▶ **What you will do**:
Change "Dew point" to "Dewpoint" in the part that opens with the line containing "callout-qnh: QNH [838, 545, 942, 571]" and closes with the one containing "callout-temp-dew: Temperature /". Return only those lines with that one change and everything else unchanged.

[Items from a data source]
=-=-=
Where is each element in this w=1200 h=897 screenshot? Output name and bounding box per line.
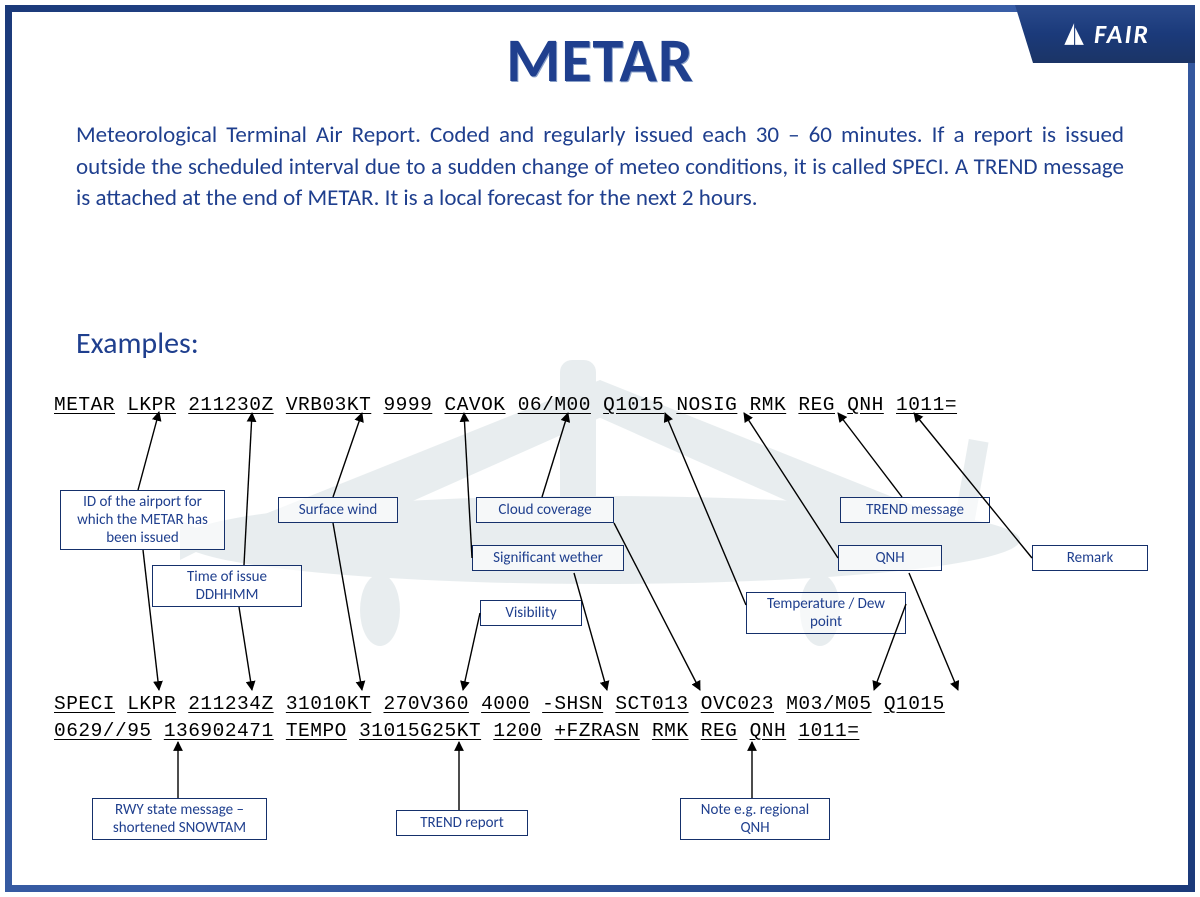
callout-qnh: QNH [838, 545, 942, 571]
slide: FAIR METAR Meteorological Terminal Air R… [0, 0, 1200, 897]
callout-surface-wind: Surface wind [278, 497, 398, 523]
callout-temp-dew: Temperature / Dew point [746, 592, 906, 634]
callout-rwy-state: RWY state message – shortened SNOWTAM [92, 798, 267, 840]
callout-cloud-coverage: Cloud coverage [476, 497, 614, 523]
speci-example-line-1: SPECI LKPR 211234Z 31010KT 270V360 4000 … [54, 693, 945, 715]
callout-note-qnh: Note e.g. regional QNH [680, 798, 830, 840]
page-title: METAR [0, 22, 1200, 98]
callout-remark: Remark [1032, 545, 1148, 571]
callout-significant-wx: Significant wether [472, 545, 624, 571]
callout-visibility: Visibility [480, 600, 582, 626]
examples-heading: Examples: [76, 325, 199, 362]
intro-paragraph: Meteorological Terminal Air Report. Code… [76, 120, 1124, 215]
callout-time-issue: Time of issue DDHHMM [152, 565, 302, 607]
metar-example-line: METAR LKPR 211230Z VRB03KT 9999 CAVOK 06… [54, 394, 957, 416]
callout-trend-message: TREND message [840, 497, 990, 523]
speci-example-line-2: 0629//95 136902471 TEMPO 31015G25KT 1200… [54, 720, 859, 742]
callout-trend-report: TREND report [396, 810, 528, 836]
callout-airport-id: ID of the airport for which the METAR ha… [60, 490, 225, 550]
=-=-=
▶ **Correct result**:
callout-qnh: QNH [838, 545, 942, 571]
slide: FAIR METAR Meteorological Terminal Air R… [0, 0, 1200, 897]
callout-surface-wind: Surface wind [278, 497, 398, 523]
callout-temp-dew: Temperature / Dewpoint [746, 592, 906, 634]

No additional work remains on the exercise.